TO DO: Find the lines of data that contain the string "那里的儒生都按时到孔子的故居去演习礼仪", then list them.
##########
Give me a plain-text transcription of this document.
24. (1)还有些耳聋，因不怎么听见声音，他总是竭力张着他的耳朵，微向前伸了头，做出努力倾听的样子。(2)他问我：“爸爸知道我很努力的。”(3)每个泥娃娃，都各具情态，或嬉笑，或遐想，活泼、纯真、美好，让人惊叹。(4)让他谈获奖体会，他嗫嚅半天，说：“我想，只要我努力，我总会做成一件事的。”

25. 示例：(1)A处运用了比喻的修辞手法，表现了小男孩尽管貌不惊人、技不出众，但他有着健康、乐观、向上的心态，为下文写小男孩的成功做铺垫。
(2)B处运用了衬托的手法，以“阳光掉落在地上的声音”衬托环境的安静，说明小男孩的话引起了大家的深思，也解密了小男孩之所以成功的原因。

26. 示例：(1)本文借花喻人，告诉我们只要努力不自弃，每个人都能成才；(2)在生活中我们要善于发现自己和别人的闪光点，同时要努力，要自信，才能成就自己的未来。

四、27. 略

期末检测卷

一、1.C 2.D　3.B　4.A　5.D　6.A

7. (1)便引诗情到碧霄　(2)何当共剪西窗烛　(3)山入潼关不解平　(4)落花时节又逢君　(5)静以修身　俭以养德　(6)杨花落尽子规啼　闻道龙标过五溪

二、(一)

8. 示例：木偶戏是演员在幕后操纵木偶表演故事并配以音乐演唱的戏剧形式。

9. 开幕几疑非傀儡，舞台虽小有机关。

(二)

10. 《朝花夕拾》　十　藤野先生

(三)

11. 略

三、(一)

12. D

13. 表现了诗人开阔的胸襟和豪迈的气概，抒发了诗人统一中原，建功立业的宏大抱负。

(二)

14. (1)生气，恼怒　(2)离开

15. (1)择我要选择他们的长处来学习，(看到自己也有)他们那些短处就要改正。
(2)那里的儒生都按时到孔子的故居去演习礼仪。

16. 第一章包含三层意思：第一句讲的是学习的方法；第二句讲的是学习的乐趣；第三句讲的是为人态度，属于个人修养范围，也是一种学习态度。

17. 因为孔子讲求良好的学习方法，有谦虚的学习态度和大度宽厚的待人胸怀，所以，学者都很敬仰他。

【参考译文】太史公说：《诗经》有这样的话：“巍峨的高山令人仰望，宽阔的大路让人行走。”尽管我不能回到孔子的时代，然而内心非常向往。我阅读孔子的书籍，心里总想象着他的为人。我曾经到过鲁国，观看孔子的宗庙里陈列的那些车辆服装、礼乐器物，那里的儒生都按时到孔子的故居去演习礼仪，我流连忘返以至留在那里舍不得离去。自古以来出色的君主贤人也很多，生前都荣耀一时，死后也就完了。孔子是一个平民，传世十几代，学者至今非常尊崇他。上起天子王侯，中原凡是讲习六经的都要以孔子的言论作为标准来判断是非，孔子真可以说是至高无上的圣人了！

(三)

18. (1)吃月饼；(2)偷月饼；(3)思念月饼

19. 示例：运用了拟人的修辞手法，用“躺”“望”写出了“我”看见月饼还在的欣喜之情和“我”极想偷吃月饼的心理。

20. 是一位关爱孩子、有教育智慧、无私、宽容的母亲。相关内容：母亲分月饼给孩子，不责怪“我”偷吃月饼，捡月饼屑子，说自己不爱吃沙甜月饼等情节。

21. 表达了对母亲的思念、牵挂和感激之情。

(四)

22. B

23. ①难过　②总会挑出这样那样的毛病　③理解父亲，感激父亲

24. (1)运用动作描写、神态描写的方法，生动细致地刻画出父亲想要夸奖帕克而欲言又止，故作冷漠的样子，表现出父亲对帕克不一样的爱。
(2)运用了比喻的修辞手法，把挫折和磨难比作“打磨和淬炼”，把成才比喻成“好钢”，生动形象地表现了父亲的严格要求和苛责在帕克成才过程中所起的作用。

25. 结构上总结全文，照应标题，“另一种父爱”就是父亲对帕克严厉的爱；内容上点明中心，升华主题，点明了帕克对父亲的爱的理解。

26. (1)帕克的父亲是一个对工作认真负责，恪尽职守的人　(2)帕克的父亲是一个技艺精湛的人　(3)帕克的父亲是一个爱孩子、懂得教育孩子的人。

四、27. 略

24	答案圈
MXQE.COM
##########
ANSWER TO THE PROBLEM:
(2)那里的儒生都按时到孔子的故居去演习礼仪。
【参考译文】太史公说：《诗经》有这样的话：“巍峨的高山令人仰望，宽阔的大路让人行走。”尽管我不能回到孔子的时代，然而内心非常向往。我阅读孔子的书籍，心里总想象着他的为人。我曾经到过鲁国，观看孔子的宗庙里陈列的那些车辆服装、礼乐器物，那里的儒生都按时到孔子的故居去演习礼仪，我流连忘返以至留在那里舍不得离去。自古以来出色的君主贤人也很多，生前都荣耀一时，死后也就完了。孔子是一个平民，传世十几代，学者至今非常尊崇他。上起天子王侯，中原凡是讲习六经的都要以孔子的言论作为标准来判断是非，孔子真可以说是至高无上的圣人了！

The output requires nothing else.